_Short task 1_:
According to the film review, who was cast as Gracie?
[begin Text extract]
GRACIE - "Gracie" seems a formula sports inspiration movie, except it isn't. It scores a goal right through the net of cliche. The core of why is in the how. "Gracie" has the values of a real family. It was a project of actress Elisabeth Shue ("Leaving Las Vegas") and brothers Andrew and John, who produced with her. It is dedicated to brother Will, a 1970s soccer prodigy who died in 1988. The story is how Gracie comes up from envious rooter to being, against dad's initial will, the replacement for her dead brother, the family's anointed star. The topper that really seals the deal is the casting of Carla Schroeder as Gracie. She is entirely genuine, physically and emotionally. When Aretha Franklin's "Rock Steady" roars in during a practice session, it seems just the rooter that Schroeder merits. Of course, there must be a big game climax, but getting there has a highly credible zigzag of suspense. "Gracie" is no masterwork like "Offside," the recent Iranian film about girls and soccer and male prejudice. But that's an ensemble work of art from a great director, Jafar Panahi. This more homespun film doesn't let down its story or the Shue family. Its plain integrity outshines predictability. It is feminist without cant. And Schroeder delivers perhaps the finest young female performance of the year as Gracie. A Picturehouse release. Director: Davis Guggenheim. Writers: Lisa Marie Petersen, Karen Janszen. Cast: Carla Schroeder, Elisabeth Shue, Dermot Mulroney, Jesse Lee Soffer, Andrew Shue. Running time: 1 hour, 32 minutes. Rated PG-13. 3 stars.
[end Text extract]
_Short task 2_:
Copy the listing's lines from the one containing "calories-value: 130 — [778, 399, 915, 490]" through the one containing "divider — [927, 364, 929, 1352]", with both end lines included.
[begin Data lines]
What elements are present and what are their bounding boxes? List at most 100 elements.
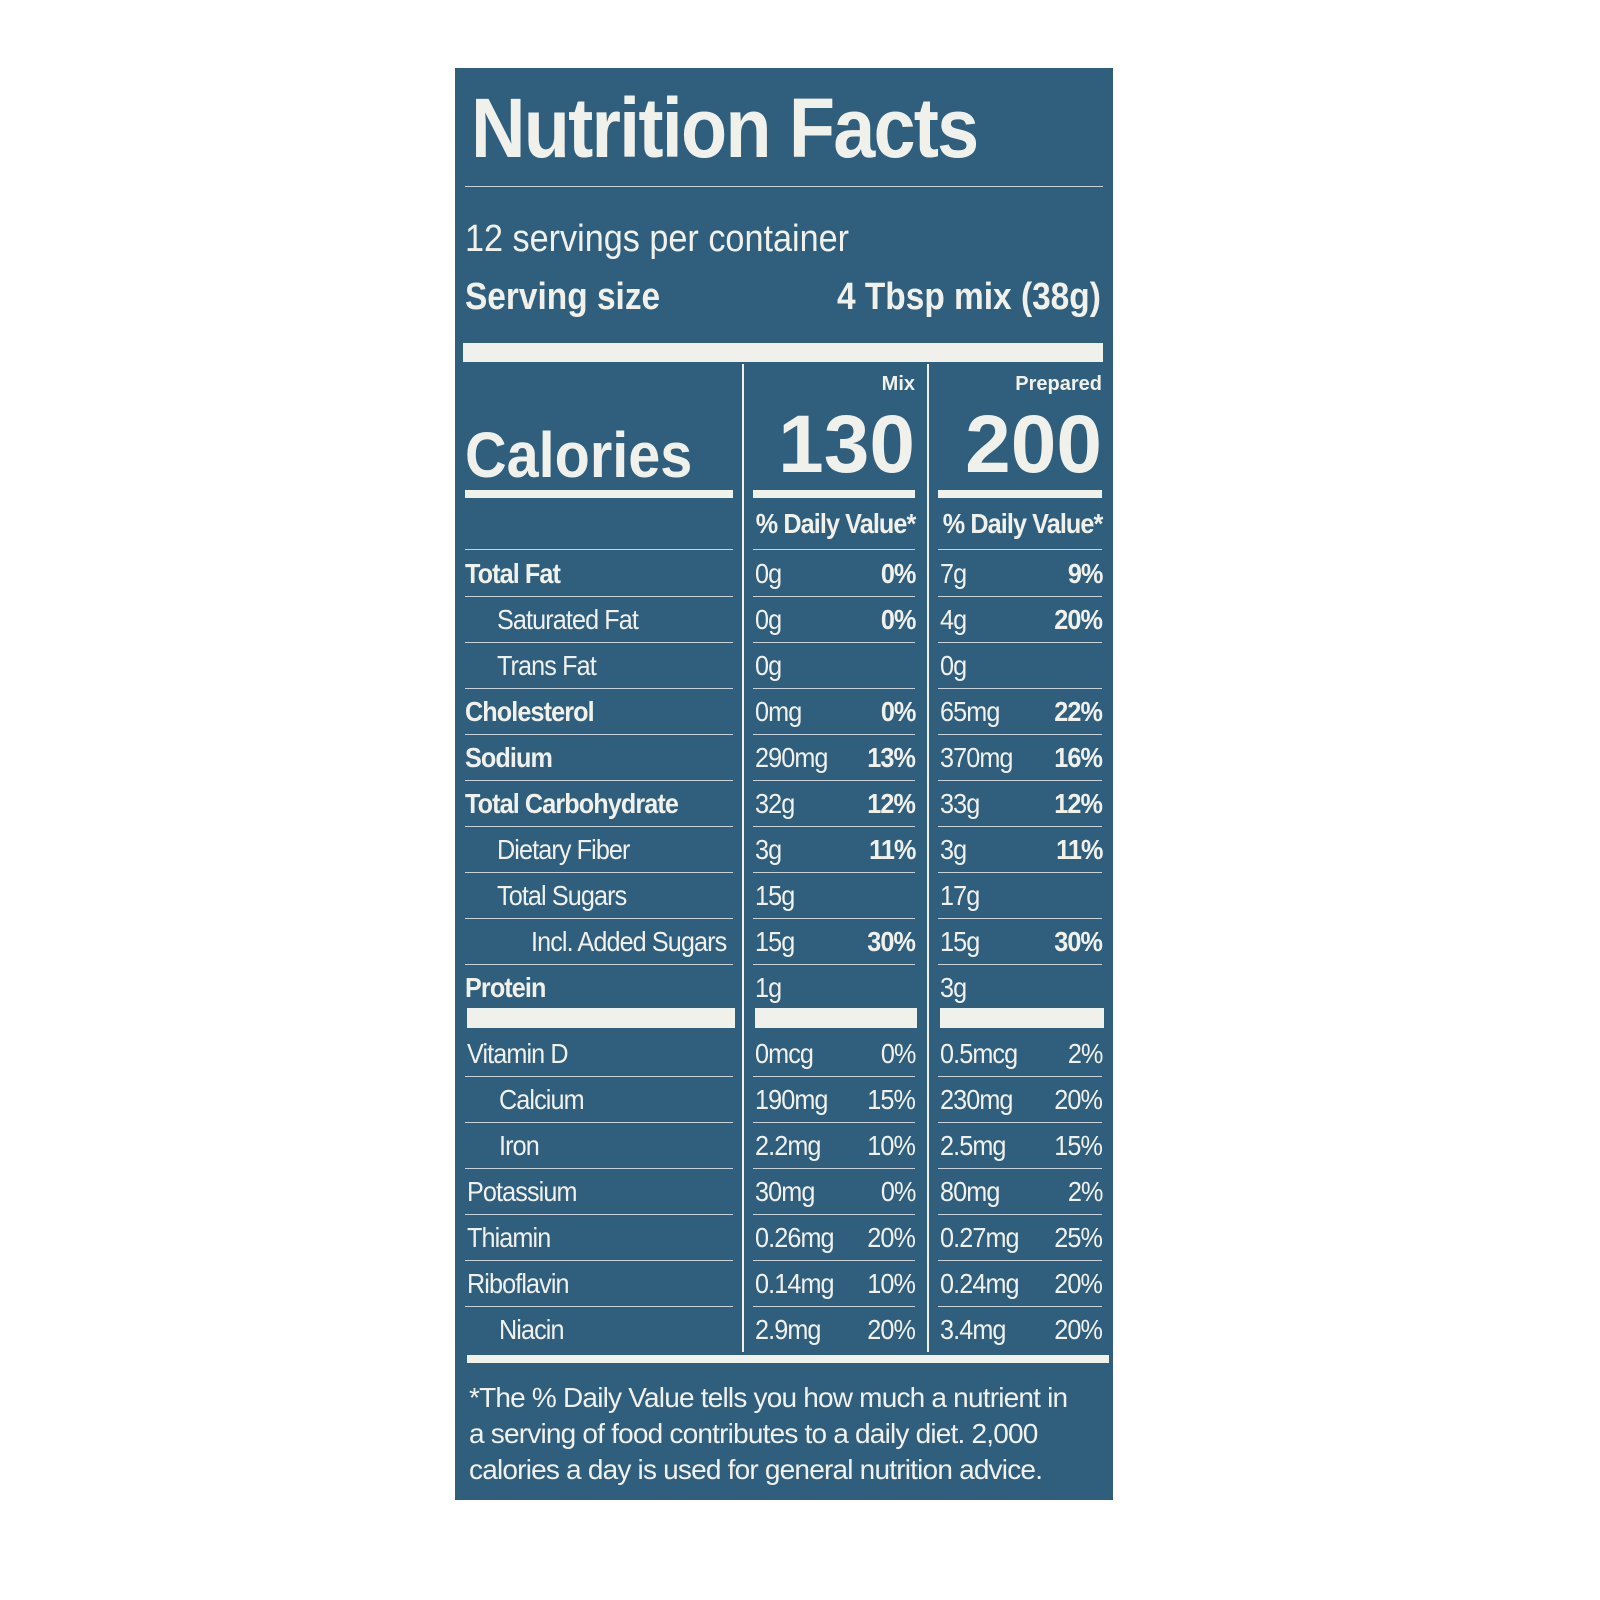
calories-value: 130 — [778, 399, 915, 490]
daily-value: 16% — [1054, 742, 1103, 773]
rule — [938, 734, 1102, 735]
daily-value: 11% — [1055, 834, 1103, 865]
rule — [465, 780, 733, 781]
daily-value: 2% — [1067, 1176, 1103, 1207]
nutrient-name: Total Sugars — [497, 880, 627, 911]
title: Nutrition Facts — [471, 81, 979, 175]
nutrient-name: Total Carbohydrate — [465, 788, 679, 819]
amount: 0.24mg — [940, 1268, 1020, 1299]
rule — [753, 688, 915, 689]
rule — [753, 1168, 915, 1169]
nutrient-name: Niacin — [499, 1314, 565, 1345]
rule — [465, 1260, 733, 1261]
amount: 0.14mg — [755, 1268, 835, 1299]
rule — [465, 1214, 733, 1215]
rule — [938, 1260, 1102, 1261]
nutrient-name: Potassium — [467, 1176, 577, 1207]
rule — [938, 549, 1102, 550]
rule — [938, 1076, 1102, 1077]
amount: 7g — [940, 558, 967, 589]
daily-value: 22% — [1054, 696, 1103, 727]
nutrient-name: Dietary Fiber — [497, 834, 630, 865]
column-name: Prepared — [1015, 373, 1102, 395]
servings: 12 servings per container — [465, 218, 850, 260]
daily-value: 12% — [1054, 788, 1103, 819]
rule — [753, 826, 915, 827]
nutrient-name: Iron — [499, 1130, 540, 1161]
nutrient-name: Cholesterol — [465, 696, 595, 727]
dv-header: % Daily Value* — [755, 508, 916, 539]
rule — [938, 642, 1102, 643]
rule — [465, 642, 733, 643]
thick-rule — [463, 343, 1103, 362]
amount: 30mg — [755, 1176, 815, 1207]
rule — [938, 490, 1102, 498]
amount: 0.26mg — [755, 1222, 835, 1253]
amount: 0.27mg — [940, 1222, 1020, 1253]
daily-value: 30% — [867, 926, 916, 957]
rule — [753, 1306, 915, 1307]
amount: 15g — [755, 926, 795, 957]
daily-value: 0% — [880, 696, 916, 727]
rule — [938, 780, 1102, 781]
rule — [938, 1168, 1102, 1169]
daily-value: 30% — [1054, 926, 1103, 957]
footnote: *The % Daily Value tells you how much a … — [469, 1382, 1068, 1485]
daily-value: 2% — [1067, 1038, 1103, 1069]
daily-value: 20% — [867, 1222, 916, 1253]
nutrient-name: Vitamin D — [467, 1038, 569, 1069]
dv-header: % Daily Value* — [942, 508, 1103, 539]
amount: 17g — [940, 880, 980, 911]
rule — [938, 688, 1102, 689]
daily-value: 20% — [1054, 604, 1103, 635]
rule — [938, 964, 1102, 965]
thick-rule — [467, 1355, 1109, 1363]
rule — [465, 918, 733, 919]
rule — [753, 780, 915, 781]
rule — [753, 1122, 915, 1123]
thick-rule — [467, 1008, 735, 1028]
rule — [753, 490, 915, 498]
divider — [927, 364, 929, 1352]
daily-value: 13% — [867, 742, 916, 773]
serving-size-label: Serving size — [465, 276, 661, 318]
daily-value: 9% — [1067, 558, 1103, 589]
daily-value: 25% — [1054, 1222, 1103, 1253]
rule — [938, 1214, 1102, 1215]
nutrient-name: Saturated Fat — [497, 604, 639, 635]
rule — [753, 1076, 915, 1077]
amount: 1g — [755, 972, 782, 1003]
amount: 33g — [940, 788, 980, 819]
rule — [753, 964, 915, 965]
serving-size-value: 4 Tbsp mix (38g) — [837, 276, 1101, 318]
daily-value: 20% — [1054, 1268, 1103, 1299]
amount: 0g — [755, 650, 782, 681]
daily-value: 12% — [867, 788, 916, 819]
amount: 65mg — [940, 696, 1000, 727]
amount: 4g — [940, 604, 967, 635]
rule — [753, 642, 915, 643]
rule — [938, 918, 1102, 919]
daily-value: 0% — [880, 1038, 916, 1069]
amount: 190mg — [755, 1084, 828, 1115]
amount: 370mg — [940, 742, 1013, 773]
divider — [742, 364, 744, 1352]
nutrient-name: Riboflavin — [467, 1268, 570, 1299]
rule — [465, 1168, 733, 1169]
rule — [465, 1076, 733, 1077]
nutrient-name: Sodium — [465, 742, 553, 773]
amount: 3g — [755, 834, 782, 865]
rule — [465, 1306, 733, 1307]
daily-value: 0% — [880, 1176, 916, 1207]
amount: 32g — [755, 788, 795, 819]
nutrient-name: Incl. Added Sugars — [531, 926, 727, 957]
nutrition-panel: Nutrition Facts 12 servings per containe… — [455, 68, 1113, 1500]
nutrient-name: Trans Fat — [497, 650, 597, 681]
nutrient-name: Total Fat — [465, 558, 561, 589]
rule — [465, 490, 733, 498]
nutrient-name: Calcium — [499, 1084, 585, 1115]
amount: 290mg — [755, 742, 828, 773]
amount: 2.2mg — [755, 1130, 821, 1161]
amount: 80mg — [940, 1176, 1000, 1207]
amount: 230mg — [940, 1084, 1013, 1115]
[end Data lines]
_Final answer 1_:
Carla Schroeder

_Final answer 2_:
calories-value: 130 — [778, 399, 915, 490]
daily-value: 16% — [1054, 742, 1103, 773]
rule — [938, 734, 1102, 735]
daily-value: 11% — [1055, 834, 1103, 865]
rule — [465, 780, 733, 781]
daily-value: 2% — [1067, 1176, 1103, 1207]
nutrient-name: Total Sugars — [497, 880, 627, 911]
title: Nutrition Facts — [471, 81, 979, 175]
nutrient-name: Total Carbohydrate — [465, 788, 679, 819]
amount: 0.24mg — [940, 1268, 1020, 1299]
rule — [753, 688, 915, 689]
rule — [753, 1168, 915, 1169]
nutrient-name: Niacin — [499, 1314, 565, 1345]
rule — [465, 1260, 733, 1261]
amount: 0.14mg — [755, 1268, 835, 1299]
rule — [465, 1214, 733, 1215]
rule — [938, 1260, 1102, 1261]
nutrient-name: Potassium — [467, 1176, 577, 1207]
rule — [938, 549, 1102, 550]
rule — [938, 1076, 1102, 1077]
amount: 7g — [940, 558, 967, 589]
daily-value: 22% — [1054, 696, 1103, 727]
nutrient-name: Dietary Fiber — [497, 834, 630, 865]
column-name: Prepared — [1015, 373, 1102, 395]
servings: 12 servings per container — [465, 218, 850, 260]
daily-value: 12% — [1054, 788, 1103, 819]
rule — [753, 826, 915, 827]
nutrient-name: Iron — [499, 1130, 540, 1161]
nutrient-name: Cholesterol — [465, 696, 595, 727]
dv-header: % Daily Value* — [755, 508, 916, 539]
rule — [938, 642, 1102, 643]
rule — [465, 642, 733, 643]
thick-rule — [463, 343, 1103, 362]
amount: 30mg — [755, 1176, 815, 1207]
rule — [938, 490, 1102, 498]
amount: 0.26mg — [755, 1222, 835, 1253]
amount: 0.27mg — [940, 1222, 1020, 1253]
daily-value: 30% — [867, 926, 916, 957]
rule — [753, 1306, 915, 1307]
amount: 15g — [755, 926, 795, 957]
daily-value: 0% — [880, 696, 916, 727]
rule — [938, 780, 1102, 781]
rule — [938, 1168, 1102, 1169]
daily-value: 30% — [1054, 926, 1103, 957]
footnote: *The % Daily Value tells you how much a … — [469, 1382, 1068, 1485]
daily-value: 2% — [1067, 1038, 1103, 1069]
daily-value: 20% — [867, 1222, 916, 1253]
nutrient-name: Vitamin D — [467, 1038, 569, 1069]
dv-header: % Daily Value* — [942, 508, 1103, 539]
amount: 17g — [940, 880, 980, 911]
rule — [938, 688, 1102, 689]
daily-value: 20% — [1054, 604, 1103, 635]
rule — [938, 964, 1102, 965]
thick-rule — [467, 1355, 1109, 1363]
rule — [465, 918, 733, 919]
rule — [753, 780, 915, 781]
rule — [753, 1122, 915, 1123]
thick-rule — [467, 1008, 735, 1028]
rule — [753, 490, 915, 498]
divider — [927, 364, 929, 1352]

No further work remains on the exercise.